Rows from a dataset
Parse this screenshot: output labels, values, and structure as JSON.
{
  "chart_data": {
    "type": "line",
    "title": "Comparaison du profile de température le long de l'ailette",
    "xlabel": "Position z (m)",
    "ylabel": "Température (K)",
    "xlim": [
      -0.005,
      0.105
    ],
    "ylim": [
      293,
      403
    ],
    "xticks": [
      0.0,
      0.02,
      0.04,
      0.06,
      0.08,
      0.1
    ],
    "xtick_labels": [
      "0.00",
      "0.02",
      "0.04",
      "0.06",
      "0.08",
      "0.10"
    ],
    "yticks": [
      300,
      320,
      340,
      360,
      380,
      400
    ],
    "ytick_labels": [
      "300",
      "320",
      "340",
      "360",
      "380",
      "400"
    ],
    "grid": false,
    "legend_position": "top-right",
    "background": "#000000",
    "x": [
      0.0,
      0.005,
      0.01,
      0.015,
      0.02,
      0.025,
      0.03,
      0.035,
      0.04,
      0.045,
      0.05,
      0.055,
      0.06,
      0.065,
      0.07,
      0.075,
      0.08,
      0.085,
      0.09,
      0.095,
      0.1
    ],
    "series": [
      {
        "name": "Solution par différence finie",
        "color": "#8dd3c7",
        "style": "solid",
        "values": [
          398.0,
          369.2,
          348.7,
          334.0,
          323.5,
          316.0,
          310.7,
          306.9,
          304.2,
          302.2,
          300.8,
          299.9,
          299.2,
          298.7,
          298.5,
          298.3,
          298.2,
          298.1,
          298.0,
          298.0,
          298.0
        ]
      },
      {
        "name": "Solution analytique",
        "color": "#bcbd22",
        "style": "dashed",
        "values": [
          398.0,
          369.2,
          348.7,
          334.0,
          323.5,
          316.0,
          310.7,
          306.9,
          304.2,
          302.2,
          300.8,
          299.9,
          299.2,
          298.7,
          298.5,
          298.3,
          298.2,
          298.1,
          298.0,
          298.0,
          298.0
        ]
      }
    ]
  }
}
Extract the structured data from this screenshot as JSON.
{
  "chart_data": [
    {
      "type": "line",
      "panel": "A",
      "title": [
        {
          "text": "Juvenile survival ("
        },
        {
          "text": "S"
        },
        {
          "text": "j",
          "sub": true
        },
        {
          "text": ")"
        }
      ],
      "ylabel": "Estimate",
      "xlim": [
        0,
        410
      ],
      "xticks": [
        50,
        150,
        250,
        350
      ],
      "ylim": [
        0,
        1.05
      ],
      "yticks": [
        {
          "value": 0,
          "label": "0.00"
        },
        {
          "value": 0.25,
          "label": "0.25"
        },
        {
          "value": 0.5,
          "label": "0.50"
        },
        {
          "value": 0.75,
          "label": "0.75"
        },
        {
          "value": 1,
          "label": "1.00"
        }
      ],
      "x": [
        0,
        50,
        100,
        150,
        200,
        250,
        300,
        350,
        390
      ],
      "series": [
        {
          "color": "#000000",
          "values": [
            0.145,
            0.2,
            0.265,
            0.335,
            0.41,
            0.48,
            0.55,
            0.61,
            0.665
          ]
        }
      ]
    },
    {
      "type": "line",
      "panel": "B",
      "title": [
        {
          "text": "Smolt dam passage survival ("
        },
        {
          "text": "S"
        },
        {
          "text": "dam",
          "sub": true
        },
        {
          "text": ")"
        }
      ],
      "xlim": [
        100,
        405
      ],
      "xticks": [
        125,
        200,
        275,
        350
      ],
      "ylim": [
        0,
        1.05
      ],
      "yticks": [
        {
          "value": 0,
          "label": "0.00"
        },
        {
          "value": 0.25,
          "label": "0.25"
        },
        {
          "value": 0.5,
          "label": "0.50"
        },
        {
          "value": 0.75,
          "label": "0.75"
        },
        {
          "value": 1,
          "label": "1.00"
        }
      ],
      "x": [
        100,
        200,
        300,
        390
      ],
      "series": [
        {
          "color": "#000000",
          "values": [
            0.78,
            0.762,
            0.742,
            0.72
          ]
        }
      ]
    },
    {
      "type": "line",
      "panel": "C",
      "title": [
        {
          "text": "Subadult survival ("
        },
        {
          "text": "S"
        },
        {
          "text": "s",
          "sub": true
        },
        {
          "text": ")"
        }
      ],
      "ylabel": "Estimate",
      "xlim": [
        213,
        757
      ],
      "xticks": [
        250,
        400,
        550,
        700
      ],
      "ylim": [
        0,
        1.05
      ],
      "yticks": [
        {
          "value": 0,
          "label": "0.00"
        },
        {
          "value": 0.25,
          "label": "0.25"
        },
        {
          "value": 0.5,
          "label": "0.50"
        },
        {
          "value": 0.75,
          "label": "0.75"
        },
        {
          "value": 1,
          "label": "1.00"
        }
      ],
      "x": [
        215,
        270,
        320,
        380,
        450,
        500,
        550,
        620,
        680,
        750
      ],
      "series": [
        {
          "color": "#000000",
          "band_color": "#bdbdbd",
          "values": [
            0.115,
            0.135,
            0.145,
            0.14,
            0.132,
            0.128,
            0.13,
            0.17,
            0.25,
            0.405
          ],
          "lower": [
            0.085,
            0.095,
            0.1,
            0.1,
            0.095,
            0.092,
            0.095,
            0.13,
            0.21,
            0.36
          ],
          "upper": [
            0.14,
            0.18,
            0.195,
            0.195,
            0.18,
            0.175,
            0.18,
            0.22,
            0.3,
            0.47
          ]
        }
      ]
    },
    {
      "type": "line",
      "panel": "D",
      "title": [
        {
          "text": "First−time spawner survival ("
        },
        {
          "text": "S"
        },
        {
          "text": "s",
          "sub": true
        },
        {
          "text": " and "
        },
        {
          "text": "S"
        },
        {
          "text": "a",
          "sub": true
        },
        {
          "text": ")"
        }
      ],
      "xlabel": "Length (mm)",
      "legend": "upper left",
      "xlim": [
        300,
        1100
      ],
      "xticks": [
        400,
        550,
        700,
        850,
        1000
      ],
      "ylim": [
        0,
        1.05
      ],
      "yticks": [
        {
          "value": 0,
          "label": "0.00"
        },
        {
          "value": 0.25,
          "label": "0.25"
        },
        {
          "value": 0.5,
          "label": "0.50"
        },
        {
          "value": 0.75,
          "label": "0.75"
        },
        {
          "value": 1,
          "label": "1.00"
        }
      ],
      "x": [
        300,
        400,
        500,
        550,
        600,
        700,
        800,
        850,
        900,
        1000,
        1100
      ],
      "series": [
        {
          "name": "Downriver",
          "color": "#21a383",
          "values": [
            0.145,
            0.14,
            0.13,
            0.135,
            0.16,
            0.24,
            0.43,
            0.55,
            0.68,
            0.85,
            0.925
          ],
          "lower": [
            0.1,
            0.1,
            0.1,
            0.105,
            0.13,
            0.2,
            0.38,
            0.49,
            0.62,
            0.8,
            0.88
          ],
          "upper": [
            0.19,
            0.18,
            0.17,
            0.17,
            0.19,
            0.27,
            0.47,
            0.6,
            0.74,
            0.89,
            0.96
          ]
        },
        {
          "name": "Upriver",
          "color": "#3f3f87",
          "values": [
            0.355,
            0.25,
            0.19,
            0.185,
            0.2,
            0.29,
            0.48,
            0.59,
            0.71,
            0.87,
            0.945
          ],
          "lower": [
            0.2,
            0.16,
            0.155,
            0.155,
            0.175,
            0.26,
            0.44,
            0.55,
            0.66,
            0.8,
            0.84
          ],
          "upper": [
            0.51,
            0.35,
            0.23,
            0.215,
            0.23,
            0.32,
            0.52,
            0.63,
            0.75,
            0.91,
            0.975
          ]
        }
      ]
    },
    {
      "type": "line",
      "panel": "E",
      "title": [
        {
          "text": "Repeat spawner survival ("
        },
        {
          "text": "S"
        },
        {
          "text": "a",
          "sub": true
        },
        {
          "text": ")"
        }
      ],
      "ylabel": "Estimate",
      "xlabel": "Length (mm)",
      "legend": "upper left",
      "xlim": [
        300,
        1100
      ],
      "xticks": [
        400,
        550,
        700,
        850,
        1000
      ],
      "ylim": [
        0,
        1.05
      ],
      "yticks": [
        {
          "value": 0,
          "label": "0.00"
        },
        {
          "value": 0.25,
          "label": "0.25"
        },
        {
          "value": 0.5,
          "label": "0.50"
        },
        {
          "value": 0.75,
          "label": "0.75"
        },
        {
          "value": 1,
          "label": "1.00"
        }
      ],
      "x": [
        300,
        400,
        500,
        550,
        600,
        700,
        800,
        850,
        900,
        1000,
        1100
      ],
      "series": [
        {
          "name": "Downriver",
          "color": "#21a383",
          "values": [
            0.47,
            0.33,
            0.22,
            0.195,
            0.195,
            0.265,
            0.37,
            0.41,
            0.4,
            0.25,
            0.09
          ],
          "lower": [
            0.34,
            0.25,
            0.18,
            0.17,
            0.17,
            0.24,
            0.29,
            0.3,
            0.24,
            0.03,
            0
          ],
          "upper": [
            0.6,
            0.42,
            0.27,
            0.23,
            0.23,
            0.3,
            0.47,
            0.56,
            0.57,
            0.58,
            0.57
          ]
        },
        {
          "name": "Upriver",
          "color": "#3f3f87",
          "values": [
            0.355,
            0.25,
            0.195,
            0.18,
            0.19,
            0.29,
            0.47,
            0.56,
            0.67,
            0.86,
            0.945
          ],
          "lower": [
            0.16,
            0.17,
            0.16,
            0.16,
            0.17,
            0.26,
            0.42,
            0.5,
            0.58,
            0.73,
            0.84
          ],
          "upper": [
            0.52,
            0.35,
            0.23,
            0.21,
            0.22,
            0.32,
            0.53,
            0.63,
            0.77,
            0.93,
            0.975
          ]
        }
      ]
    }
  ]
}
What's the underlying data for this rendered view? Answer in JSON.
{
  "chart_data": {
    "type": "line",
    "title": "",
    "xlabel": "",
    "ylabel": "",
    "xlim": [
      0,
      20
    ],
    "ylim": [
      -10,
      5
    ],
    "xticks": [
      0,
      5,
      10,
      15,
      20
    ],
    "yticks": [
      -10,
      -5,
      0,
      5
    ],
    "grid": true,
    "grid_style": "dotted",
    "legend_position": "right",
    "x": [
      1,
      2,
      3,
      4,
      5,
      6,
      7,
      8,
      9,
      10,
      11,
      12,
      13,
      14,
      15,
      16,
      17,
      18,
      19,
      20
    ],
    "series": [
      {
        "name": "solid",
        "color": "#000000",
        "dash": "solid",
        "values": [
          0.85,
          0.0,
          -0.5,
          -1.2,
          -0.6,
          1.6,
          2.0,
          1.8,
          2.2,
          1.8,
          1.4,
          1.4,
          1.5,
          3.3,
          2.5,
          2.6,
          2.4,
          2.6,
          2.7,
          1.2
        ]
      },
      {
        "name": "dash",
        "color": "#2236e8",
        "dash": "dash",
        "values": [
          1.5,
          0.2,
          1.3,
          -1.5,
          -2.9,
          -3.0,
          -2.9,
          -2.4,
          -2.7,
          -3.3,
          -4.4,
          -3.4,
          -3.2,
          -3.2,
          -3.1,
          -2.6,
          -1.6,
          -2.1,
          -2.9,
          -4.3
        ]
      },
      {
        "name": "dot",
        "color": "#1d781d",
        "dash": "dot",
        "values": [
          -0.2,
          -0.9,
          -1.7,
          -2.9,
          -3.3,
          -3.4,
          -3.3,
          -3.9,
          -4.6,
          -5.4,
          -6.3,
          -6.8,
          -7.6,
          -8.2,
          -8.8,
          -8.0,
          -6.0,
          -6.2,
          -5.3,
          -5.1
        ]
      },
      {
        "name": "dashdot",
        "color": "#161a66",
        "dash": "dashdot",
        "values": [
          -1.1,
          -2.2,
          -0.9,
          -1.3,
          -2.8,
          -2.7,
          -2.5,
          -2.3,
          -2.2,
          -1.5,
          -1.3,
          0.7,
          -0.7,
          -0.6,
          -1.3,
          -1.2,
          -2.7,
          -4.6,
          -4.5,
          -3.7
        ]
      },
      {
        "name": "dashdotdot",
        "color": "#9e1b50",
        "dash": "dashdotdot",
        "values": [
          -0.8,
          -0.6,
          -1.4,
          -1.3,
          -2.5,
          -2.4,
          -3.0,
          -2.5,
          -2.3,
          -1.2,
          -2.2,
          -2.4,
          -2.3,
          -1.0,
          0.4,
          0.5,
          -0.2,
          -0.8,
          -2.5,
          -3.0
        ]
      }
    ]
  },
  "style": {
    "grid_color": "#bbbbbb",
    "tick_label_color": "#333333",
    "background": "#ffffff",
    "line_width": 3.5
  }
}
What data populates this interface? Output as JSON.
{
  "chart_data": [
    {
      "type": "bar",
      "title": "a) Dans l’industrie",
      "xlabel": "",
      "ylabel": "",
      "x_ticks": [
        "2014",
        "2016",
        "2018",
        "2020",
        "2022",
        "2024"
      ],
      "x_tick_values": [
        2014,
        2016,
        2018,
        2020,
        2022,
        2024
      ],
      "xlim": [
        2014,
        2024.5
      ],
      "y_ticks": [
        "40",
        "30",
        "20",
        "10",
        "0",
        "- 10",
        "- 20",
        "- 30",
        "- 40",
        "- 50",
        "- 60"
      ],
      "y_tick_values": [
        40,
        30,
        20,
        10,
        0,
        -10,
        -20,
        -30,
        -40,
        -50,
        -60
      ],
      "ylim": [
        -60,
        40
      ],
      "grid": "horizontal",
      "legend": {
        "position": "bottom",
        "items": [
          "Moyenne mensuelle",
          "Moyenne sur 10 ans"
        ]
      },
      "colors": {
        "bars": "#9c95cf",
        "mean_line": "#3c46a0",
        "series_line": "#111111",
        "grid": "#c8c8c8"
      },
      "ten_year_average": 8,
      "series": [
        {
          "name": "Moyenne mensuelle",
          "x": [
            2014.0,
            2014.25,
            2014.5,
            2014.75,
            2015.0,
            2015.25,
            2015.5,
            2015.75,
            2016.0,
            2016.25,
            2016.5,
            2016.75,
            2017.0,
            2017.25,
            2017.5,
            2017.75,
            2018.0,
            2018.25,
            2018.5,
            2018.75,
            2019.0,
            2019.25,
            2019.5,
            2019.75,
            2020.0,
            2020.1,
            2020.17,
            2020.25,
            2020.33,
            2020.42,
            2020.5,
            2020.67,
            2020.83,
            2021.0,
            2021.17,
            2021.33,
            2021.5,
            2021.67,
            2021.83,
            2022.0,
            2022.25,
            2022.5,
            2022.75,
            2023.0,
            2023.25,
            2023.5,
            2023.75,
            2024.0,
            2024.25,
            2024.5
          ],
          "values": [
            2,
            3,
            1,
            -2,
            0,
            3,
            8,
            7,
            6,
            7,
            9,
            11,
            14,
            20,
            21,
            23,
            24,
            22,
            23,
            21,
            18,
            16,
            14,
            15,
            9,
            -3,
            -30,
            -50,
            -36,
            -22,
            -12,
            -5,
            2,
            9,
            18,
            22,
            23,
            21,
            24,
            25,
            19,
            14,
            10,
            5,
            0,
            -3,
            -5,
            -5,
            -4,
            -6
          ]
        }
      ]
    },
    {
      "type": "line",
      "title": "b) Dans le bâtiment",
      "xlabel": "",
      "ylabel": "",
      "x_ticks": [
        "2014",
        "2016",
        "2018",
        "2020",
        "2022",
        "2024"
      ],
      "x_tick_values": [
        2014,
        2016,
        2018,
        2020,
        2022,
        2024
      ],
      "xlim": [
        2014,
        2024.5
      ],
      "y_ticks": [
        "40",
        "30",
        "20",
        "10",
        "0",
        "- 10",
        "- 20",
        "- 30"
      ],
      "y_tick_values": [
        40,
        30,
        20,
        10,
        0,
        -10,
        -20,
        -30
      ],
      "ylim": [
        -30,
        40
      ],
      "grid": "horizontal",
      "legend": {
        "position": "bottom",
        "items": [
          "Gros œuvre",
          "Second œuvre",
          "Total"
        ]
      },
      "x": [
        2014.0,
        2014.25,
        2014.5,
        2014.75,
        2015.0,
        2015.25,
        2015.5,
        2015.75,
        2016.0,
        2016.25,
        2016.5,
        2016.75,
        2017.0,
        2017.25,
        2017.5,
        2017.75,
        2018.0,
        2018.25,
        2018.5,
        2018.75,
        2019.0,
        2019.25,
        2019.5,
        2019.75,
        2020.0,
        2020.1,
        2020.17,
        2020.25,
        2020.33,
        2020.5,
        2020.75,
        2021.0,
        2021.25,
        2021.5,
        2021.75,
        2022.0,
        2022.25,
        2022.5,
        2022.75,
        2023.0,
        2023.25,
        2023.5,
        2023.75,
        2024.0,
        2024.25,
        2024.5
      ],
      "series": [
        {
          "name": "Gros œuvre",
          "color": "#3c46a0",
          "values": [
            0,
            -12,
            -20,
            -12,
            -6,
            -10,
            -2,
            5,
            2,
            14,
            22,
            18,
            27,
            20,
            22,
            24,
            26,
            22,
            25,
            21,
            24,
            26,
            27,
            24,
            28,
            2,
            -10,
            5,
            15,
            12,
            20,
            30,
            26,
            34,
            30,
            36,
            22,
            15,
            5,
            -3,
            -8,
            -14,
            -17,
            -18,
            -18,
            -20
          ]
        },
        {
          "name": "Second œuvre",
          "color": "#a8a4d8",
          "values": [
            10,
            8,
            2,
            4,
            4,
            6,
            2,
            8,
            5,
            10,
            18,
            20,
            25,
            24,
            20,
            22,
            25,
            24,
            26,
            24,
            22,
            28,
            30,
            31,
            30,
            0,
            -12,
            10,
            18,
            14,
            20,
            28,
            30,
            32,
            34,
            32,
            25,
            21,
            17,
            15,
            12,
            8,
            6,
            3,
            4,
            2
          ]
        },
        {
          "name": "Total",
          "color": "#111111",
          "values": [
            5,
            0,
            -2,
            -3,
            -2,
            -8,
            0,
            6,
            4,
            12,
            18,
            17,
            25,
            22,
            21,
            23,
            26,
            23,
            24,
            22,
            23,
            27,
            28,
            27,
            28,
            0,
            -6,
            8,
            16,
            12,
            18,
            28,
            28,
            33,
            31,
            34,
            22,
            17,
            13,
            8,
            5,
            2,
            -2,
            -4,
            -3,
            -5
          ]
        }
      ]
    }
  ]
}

▶ [Request]: List the lines of the entries that include "Solution".

▶ [Response for this exercise]:
        "name": "Solution par différence finie",
        "name": "Solution analytique",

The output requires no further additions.